**Data rows**
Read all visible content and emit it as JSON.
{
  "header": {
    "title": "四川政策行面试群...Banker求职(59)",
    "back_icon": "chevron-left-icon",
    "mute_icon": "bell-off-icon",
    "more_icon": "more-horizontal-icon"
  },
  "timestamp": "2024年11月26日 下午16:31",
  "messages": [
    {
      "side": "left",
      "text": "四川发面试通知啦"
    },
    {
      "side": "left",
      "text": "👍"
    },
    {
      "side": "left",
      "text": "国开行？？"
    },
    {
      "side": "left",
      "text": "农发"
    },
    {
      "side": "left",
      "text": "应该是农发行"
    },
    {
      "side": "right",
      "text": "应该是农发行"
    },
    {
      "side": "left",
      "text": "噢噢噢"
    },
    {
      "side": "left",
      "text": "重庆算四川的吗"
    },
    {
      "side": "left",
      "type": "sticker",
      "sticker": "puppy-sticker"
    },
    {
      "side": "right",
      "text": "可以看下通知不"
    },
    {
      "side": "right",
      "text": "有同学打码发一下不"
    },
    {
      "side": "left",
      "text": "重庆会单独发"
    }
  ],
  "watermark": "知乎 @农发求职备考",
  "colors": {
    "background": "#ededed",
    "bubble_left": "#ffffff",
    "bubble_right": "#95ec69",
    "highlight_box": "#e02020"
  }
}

**What you have to do**
Search the data above for lines holding "sticker" and copy each of them.

**Response to the task**
      "type": "sticker",
      "sticker": "puppy-sticker"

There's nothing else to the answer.